* _Directions for this task_
Find every line in the records below that contains the word "Month", and copy each such line.

--- Begin Extracted information ---

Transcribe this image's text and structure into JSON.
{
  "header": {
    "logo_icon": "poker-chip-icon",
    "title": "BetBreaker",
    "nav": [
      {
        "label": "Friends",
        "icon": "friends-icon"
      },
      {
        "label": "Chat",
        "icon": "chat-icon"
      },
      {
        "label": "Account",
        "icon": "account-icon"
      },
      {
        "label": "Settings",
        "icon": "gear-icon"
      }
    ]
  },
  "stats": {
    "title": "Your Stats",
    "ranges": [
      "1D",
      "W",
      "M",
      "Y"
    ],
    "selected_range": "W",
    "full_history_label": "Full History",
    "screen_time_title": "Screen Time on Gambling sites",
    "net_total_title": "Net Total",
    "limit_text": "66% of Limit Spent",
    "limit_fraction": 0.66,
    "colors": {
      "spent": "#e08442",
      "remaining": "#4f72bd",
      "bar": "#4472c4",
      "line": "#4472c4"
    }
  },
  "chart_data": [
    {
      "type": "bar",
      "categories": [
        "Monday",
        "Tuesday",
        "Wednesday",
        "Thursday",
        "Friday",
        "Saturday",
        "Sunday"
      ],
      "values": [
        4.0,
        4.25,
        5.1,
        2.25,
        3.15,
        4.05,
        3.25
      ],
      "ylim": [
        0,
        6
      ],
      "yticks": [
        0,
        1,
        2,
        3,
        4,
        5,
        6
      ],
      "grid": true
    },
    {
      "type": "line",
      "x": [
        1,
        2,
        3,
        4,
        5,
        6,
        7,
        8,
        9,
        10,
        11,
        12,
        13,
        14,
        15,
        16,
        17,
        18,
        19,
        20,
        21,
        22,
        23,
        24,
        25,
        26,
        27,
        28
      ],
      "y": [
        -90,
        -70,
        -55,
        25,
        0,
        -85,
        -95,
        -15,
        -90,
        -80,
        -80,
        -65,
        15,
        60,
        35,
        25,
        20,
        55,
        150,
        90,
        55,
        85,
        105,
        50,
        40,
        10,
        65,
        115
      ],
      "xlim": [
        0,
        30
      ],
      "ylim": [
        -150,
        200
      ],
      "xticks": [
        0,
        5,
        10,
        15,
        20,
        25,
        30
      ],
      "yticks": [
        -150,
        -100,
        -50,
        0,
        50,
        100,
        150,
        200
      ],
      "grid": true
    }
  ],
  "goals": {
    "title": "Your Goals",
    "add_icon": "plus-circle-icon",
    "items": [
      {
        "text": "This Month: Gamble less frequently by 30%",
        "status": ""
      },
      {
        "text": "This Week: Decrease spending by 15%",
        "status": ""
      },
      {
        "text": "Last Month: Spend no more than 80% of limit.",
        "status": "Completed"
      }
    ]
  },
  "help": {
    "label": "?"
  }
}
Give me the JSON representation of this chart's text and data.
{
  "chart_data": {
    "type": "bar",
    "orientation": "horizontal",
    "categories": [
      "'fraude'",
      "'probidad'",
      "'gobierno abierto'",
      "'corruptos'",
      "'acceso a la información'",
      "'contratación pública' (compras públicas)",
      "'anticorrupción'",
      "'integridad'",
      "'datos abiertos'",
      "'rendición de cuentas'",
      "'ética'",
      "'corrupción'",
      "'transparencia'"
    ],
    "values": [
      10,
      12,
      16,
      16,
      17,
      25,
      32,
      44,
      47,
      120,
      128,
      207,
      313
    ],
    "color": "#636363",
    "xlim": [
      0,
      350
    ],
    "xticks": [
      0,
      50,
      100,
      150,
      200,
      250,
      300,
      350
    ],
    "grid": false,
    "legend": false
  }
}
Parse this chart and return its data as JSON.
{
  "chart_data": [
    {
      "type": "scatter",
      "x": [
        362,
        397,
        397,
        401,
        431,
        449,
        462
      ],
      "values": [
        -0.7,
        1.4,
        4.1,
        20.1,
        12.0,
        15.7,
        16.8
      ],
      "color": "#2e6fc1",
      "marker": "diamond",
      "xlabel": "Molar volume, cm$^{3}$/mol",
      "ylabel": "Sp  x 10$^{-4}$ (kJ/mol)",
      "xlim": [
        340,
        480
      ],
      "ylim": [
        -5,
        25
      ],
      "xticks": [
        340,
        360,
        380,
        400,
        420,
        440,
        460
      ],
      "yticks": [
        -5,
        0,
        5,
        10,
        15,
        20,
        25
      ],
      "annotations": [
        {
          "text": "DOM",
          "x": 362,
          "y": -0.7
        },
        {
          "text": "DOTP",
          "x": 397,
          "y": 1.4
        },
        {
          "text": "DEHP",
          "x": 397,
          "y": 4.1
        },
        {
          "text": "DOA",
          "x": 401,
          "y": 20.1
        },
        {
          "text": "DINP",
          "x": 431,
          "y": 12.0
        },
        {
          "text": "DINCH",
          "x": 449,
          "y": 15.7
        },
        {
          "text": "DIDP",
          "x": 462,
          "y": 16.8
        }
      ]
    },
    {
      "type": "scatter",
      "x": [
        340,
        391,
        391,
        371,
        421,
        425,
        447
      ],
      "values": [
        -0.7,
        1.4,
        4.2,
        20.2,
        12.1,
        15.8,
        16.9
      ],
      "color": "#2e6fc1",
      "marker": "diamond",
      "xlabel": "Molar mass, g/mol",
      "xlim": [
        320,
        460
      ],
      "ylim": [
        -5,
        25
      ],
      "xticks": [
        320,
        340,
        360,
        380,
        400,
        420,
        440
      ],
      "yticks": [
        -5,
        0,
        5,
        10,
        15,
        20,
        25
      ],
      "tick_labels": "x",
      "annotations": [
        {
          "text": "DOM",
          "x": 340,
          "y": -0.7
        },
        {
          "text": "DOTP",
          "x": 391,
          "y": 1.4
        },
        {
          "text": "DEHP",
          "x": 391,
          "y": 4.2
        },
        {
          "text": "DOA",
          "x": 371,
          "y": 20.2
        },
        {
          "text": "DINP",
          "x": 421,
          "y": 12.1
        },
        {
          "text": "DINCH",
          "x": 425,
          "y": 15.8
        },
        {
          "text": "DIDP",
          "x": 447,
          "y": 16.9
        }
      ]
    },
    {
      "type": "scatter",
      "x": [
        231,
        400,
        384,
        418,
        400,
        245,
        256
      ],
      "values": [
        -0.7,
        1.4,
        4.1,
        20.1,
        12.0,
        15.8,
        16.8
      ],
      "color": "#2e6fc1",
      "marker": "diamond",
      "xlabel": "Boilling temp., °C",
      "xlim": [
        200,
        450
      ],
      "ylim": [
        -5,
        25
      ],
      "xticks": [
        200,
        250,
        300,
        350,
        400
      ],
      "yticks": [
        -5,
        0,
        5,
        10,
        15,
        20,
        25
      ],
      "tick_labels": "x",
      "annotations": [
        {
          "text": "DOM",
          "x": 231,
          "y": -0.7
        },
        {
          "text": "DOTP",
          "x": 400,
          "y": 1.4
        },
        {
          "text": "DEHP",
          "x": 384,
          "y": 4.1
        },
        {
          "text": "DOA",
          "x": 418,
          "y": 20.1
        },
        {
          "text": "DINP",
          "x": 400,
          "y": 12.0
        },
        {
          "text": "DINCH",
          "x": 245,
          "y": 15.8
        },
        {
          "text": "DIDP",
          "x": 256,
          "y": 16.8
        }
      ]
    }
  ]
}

--- End Extracted information ---

* _Complete output_
        "text": "This Month: Gamble less frequently by 30%",
        "text": "Last Month: Spend no more than 80% of limit.",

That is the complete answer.